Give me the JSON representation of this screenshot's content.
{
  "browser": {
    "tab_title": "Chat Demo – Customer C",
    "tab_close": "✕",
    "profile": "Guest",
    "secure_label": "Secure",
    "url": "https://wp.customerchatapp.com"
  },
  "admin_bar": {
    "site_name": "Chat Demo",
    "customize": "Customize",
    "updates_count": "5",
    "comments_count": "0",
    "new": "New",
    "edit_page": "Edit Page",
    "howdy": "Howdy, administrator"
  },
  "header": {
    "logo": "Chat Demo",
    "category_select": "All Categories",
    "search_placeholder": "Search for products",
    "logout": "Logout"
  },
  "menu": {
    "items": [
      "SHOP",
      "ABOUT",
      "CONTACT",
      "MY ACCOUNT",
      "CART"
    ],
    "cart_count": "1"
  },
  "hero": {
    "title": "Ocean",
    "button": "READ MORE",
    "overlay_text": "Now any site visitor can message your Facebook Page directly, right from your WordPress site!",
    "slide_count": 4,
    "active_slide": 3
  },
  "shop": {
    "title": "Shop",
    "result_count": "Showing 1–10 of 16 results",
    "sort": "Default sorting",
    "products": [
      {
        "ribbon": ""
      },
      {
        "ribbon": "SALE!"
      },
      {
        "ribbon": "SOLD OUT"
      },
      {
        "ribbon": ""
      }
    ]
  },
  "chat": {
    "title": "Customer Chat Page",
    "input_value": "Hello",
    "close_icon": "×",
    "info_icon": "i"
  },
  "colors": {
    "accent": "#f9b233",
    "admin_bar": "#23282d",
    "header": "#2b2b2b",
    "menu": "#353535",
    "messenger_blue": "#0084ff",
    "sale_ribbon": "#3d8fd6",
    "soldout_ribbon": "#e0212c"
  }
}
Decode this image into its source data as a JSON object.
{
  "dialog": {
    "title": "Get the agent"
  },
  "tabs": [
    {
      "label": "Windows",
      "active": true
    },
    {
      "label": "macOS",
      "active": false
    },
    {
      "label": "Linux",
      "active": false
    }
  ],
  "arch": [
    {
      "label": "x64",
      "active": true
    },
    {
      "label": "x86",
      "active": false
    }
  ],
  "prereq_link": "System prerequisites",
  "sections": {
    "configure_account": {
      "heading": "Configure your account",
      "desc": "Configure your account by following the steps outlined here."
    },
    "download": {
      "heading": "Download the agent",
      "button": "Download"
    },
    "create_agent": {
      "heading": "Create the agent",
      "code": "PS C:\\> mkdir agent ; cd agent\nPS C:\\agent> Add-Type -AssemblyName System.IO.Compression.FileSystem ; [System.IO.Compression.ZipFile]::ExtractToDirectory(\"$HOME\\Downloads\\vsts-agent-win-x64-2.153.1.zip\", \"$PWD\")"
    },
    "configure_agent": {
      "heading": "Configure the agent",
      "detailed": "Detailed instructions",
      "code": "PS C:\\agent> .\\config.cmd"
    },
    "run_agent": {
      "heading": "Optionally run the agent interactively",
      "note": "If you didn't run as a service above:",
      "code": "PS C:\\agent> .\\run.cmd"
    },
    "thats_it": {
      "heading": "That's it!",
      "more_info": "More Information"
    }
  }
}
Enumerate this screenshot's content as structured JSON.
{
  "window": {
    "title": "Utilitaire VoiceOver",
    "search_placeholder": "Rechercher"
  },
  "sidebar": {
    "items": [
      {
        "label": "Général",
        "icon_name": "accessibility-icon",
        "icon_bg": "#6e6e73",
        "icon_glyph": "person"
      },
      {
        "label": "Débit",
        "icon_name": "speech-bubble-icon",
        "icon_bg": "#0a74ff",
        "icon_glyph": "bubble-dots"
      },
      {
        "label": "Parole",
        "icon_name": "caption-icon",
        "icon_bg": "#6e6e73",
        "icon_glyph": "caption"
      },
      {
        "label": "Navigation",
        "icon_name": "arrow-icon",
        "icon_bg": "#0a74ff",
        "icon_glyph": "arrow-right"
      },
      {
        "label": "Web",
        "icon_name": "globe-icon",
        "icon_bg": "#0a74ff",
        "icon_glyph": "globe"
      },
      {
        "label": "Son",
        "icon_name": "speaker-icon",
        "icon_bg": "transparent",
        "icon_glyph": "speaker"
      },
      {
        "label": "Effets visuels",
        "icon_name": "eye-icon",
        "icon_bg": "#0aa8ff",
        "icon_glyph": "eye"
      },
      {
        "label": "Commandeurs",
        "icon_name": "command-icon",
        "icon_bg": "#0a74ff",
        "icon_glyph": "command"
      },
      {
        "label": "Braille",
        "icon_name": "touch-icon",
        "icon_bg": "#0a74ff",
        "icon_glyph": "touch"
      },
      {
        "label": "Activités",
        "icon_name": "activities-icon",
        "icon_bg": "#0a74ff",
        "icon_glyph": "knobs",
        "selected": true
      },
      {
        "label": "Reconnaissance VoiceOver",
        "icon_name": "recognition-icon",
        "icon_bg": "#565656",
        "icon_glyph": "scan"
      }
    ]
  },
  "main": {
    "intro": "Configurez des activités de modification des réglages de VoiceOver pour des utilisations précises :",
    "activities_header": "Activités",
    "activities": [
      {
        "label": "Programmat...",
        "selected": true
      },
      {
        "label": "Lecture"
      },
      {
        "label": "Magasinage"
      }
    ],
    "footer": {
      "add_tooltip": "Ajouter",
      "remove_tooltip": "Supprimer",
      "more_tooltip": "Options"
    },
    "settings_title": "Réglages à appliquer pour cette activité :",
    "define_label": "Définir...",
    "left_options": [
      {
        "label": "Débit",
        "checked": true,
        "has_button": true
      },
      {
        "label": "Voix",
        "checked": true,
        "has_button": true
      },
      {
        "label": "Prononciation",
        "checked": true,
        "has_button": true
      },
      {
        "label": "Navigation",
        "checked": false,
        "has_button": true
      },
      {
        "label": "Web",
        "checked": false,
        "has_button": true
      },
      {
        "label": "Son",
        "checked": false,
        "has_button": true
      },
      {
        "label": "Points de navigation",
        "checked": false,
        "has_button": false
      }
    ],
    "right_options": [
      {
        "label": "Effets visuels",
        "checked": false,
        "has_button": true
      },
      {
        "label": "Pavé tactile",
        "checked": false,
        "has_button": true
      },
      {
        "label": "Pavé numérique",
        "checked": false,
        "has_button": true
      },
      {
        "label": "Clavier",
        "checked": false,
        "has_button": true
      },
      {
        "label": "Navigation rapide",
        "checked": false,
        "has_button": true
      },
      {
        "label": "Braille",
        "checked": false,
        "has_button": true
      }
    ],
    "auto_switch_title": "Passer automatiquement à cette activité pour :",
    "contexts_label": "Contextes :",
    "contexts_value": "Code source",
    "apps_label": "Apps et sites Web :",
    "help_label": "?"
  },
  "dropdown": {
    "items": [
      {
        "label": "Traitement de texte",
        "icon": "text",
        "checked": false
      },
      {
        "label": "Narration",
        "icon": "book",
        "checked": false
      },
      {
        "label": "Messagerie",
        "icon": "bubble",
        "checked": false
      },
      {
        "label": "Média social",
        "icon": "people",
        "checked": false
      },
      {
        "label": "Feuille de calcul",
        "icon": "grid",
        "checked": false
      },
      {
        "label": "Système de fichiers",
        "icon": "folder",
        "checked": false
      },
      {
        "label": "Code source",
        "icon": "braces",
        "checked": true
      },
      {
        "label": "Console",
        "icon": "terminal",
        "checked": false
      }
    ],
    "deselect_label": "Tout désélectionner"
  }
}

+ + + + + + +

Each line above that holds the string "VoiceOver" should be copied and shown.

Worked solution
    "title": "Utilitaire VoiceOver",
        "label": "Reconnaissance VoiceOver",
    "intro": "Configurez des activités de modification des réglages de VoiceOver pour des utilisations précises :",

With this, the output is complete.